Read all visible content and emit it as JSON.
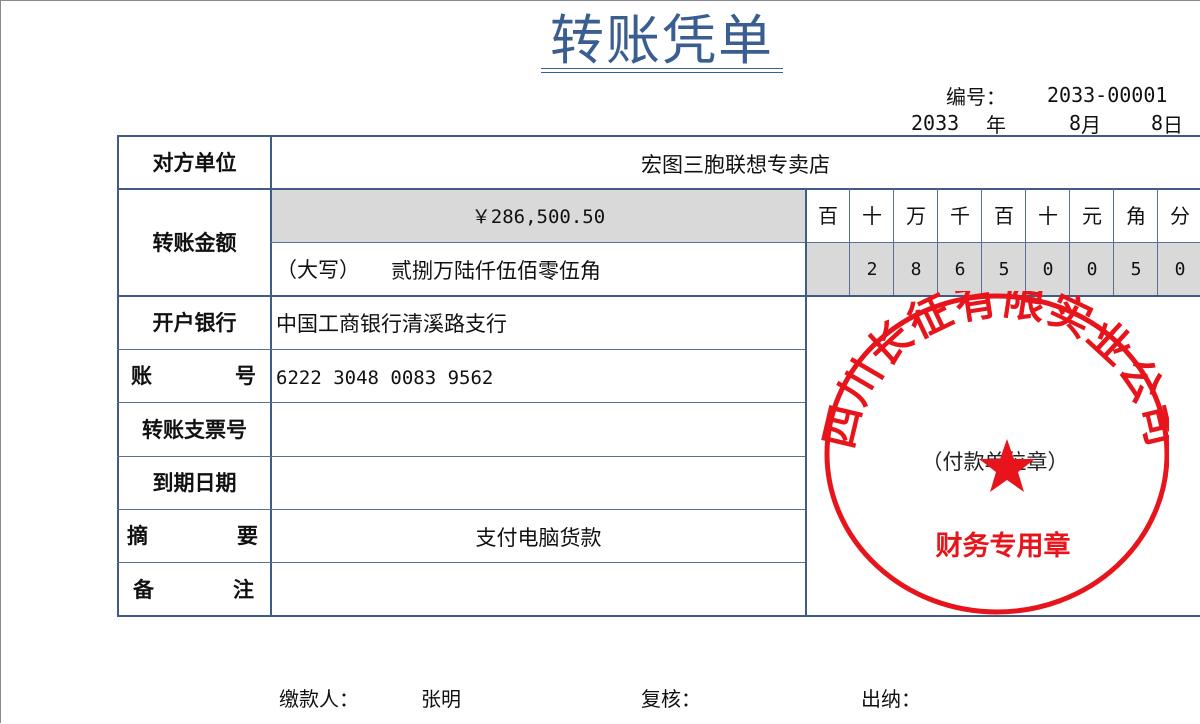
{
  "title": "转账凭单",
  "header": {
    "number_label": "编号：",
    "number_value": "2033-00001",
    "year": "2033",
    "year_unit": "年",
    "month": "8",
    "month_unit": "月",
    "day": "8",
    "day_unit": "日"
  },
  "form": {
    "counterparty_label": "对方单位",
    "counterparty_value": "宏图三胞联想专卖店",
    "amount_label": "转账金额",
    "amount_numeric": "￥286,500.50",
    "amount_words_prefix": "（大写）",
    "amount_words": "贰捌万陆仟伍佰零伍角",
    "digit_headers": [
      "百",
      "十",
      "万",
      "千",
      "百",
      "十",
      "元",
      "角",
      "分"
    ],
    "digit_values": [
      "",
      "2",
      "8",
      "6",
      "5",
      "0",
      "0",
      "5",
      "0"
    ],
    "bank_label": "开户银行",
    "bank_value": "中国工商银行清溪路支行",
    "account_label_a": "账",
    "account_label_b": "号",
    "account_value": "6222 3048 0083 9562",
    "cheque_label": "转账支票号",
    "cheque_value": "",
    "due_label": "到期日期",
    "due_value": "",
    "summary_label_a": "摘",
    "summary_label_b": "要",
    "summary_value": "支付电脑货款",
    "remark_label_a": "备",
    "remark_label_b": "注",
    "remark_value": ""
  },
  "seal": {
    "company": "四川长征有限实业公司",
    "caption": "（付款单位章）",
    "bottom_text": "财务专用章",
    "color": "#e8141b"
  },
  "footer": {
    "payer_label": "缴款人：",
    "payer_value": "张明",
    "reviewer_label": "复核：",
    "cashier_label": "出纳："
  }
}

###

Your goal:
Write out the entries above verbatim; the pictures do not belong in your copy.

Answer to the exercise:
Read all visible content and emit it as JSON.
{
  "title": "转账凭单",
  "header": {
    "number_label": "编号：",
    "number_value": "2033-00001",
    "year": "2033",
    "year_unit": "年",
    "month": "8",
    "month_unit": "月",
    "day": "8",
    "day_unit": "日"
  },
  "form": {
    "counterparty_label": "对方单位",
    "counterparty_value": "宏图三胞联想专卖店",
    "amount_label": "转账金额",
    "amount_numeric": "￥286,500.50",
    "amount_words_prefix": "（大写）",
    "amount_words": "贰捌万陆仟伍佰零伍角",
    "digit_headers": [
      "百",
      "十",
      "万",
      "千",
      "百",
      "十",
      "元",
      "角",
      "分"
    ],
    "digit_values": [
      "",
      "2",
      "8",
      "6",
      "5",
      "0",
      "0",
      "5",
      "0"
    ],
    "bank_label": "开户银行",
    "bank_value": "中国工商银行清溪路支行",
    "account_label_a": "账",
    "account_label_b": "号",
    "account_value": "6222 3048 0083 9562",
    "cheque_label": "转账支票号",
    "cheque_value": "",
    "due_label": "到期日期",
    "due_value": "",
    "summary_label_a": "摘",
    "summary_label_b": "要",
    "summary_value": "支付电脑货款",
    "remark_label_a": "备",
    "remark_label_b": "注",
    "remark_value": ""
  },
  "seal": {
    "company": "四川长征有限实业公司",
    "caption": "（付款单位章）",
    "bottom_text": "财务专用章",
    "color": "#e8141b"
  },
  "footer": {
    "payer_label": "缴款人：",
    "payer_value": "张明",
    "reviewer_label": "复核：",
    "cashier_label": "出纳："
  }
}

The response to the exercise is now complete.